━━━━━ Le texte ━━━━━

La pierre sèche, une pratique ancestrale, contemporaine et d’avenir

La maçonnerie en pierres sèches (dite aussi maçonnerie à sec, maçonnerie sèche ou encore plus familièrement la pierre sèche) est une technique de construction consistant à assembler, sans aucun mortier à liant (chaux, ciment, terre…), des moellons, des plaquettes, des blocs, des dalles, bruts ou ébauchés, pour monter un mur, un voûtement, un sol.

Un élément fondamental et incontournable de notre patrimoine et de nos paysages

Les ouvrages en pierres sèches sont conçus pour durer. On les observe dans tous les recoins de notre Périgord où la pierre abonde. Ils sont très présents tout au long de la vallée de la Couze jusqu’à Bouillac, et très nombreux en Périgord noir.

Ces ouvrages manquent généralement d’entretien, peut-être par manque d’artisans bâtisseurs en pierres sèches ? Ces bâtisseurs, bénéficiant désormais de deux diplômes nationaux (ouvrier bâtisseur et compagnon bâtisseur en pierres sèches), s’intéressent à la technique de la pierre sèche dans son ensemble : création et restauration de murs de soutènement, de murs de clôture, de bâti (cabane, guérite, four à pain) et de calade (sols en pierre). Les secteurs concernés sont ceux de l’habitat, de l’agricole, des jardins et du routier.

━━━━━ Lignes fournies ━━━━━

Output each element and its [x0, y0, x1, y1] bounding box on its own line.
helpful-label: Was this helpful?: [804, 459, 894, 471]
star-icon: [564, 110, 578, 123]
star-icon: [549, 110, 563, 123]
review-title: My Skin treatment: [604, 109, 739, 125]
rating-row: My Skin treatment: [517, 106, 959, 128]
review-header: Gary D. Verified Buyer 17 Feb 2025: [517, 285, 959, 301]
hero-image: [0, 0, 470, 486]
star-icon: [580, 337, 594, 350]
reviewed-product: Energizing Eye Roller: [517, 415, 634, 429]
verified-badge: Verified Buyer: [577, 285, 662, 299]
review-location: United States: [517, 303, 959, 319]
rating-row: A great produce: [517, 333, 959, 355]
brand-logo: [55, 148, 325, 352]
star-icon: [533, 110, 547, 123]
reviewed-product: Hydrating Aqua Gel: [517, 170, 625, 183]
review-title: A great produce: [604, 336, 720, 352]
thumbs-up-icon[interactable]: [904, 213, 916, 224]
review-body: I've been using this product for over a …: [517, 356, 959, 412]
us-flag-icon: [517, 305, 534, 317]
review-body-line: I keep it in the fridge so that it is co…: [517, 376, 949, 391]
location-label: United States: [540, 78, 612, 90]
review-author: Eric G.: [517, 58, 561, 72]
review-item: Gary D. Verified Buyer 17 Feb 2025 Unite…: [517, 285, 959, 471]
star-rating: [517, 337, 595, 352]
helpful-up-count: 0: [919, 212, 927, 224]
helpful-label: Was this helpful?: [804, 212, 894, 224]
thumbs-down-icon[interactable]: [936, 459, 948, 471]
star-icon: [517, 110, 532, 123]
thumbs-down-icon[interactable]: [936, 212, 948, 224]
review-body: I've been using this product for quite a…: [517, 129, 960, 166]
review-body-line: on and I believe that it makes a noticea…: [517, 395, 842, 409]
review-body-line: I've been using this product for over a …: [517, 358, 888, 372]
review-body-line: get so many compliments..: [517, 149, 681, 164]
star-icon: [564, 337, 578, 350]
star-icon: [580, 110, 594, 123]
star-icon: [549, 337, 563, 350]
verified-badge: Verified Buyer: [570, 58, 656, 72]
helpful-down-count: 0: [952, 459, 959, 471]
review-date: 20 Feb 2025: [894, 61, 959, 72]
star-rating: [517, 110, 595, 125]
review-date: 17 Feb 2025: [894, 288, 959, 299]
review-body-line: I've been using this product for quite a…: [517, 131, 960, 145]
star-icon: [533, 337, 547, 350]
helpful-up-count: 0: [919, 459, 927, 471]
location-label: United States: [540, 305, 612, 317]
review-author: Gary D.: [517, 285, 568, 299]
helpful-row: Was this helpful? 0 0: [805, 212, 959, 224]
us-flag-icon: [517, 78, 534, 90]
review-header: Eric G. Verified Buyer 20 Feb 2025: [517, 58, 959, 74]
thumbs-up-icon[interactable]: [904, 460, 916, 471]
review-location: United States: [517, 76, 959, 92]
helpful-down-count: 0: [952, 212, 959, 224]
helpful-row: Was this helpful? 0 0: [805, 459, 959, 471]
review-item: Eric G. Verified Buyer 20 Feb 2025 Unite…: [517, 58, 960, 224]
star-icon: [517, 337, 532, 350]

━━━━━
━━━━━ Lignes fournies ━━━━━

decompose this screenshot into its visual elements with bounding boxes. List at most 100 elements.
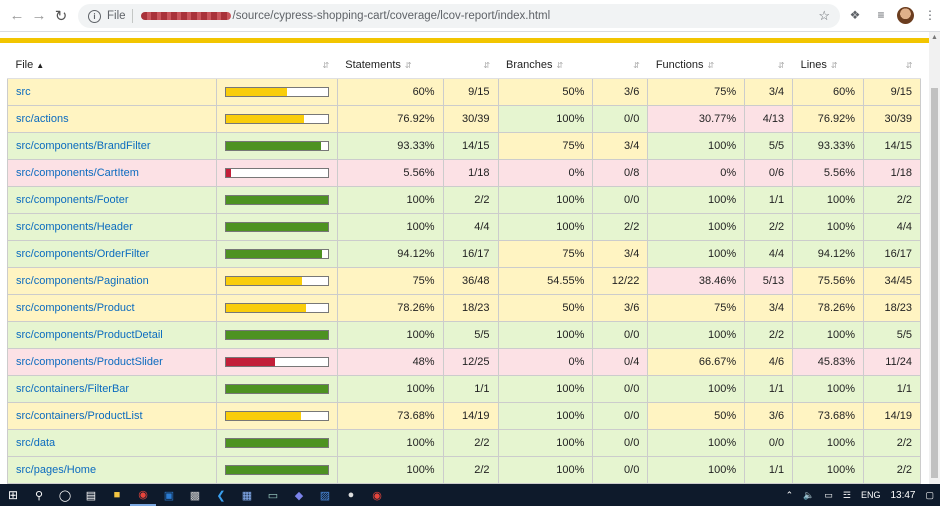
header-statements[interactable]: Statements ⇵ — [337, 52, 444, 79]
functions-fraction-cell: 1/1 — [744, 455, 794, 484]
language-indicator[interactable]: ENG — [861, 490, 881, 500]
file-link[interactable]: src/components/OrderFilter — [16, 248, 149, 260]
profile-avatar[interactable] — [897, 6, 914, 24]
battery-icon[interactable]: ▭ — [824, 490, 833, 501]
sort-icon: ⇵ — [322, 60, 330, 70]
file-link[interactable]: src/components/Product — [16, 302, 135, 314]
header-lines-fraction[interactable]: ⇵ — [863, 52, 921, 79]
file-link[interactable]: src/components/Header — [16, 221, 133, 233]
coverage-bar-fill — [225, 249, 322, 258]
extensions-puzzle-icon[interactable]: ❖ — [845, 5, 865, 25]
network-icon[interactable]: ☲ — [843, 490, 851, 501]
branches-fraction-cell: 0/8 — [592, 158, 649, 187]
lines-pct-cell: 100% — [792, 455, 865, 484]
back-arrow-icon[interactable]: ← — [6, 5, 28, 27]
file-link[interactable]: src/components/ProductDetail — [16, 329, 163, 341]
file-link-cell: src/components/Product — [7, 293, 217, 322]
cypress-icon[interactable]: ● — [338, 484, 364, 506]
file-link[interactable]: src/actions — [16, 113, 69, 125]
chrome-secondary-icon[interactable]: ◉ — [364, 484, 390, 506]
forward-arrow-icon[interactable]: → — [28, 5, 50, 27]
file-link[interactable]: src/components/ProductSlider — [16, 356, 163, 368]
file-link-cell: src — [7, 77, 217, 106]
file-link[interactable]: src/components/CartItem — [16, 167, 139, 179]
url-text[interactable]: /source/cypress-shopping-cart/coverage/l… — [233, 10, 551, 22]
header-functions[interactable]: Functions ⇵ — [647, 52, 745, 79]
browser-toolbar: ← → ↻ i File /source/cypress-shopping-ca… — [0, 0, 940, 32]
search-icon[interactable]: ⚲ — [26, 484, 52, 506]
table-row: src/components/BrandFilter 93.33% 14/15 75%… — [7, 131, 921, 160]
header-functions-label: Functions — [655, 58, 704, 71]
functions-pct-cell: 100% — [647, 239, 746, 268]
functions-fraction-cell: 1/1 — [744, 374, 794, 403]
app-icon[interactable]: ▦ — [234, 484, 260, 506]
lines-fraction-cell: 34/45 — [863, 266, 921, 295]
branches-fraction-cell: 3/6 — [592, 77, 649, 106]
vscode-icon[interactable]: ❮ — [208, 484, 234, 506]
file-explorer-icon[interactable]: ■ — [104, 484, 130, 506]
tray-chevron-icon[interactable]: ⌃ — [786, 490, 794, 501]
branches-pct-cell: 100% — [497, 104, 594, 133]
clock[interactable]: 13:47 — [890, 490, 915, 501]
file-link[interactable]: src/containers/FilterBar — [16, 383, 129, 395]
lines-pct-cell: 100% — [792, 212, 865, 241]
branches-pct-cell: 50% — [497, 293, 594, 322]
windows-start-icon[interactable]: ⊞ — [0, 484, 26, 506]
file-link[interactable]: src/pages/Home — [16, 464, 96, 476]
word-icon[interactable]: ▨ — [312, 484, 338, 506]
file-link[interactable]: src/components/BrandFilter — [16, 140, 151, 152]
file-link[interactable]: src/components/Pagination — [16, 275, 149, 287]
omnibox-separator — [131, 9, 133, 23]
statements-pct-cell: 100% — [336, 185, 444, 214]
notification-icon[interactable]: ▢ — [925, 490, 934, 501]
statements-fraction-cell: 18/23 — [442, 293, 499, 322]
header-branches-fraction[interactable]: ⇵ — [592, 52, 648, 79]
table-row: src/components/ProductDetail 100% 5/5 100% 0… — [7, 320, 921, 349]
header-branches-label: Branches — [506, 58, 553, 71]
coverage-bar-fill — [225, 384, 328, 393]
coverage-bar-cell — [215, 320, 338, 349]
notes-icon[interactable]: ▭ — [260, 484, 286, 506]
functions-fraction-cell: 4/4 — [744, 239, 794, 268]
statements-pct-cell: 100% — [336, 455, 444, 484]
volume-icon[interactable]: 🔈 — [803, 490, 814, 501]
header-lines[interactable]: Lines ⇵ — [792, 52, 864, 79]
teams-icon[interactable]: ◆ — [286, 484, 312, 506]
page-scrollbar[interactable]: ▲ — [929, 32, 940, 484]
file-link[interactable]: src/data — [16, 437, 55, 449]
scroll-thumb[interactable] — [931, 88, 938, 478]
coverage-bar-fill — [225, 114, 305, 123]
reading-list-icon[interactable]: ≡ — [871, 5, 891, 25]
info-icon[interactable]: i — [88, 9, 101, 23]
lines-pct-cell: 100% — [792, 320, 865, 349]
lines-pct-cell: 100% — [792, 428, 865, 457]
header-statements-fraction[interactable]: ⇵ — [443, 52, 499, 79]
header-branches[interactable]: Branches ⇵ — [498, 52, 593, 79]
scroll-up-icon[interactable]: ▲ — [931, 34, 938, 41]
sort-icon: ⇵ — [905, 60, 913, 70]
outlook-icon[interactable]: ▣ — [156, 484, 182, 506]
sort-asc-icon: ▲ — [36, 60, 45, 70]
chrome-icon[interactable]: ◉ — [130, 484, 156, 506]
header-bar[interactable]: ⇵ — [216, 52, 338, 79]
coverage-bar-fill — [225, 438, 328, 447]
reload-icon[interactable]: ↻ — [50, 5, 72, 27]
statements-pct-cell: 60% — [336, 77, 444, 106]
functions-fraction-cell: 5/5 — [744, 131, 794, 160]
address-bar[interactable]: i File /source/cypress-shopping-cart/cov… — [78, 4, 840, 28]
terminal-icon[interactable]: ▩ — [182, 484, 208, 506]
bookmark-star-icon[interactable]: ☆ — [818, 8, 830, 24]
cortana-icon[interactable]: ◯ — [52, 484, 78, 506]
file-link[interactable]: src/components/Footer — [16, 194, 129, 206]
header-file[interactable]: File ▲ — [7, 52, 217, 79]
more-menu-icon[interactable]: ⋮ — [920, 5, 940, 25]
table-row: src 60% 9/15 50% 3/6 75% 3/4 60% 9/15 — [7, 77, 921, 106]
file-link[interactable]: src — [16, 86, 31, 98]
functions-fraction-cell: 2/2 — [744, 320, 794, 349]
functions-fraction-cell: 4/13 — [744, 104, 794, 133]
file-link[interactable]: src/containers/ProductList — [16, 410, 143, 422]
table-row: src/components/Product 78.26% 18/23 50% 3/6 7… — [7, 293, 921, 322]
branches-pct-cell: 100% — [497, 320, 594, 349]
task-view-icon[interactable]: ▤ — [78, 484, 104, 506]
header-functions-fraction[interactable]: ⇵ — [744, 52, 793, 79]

━━━━━

Travail demandé:
- a) Renvoyez mot pour mot le passage du texte sur la pierre sèche qui commence par « La pierre sèche, une » et va jusqu'à « voûtement, un sol. ».
- b) Résumez en deux phrases le texte sur la pierre sèche.
Vous n'avez pas besoin des lignes.

Réponses fournies:
- a)
La pierre sèche, une pratique ancestrale, contemporaine et d’avenir

La maçonnerie en pierres sèches (dite aussi maçonnerie à sec, maçonnerie sèche ou encore plus familièrement la pierre sèche) est une technique de construction consistant à assembler, sans aucun mortier à liant (chaux, ciment, terre…), des moellons, des plaquettes, des blocs, des dalles, bruts ou ébauchés, pour monter un mur, un voûtement, un sol.

- b) La maçonnerie en pierres sèches consiste à assembler des pierres sans aucun mortier pour monter un mur, une voûte ou un sol, et ces ouvrages faits pour durer sont très nombreux dans le Périgord. Ils manquent souvent d'entretien, et des bâtisseurs qui ont désormais deux diplômes nationaux créent et restaurent murs, cabanes, fours à pain et calades pour l'habitat, l'agriculture, les jardins et les routes.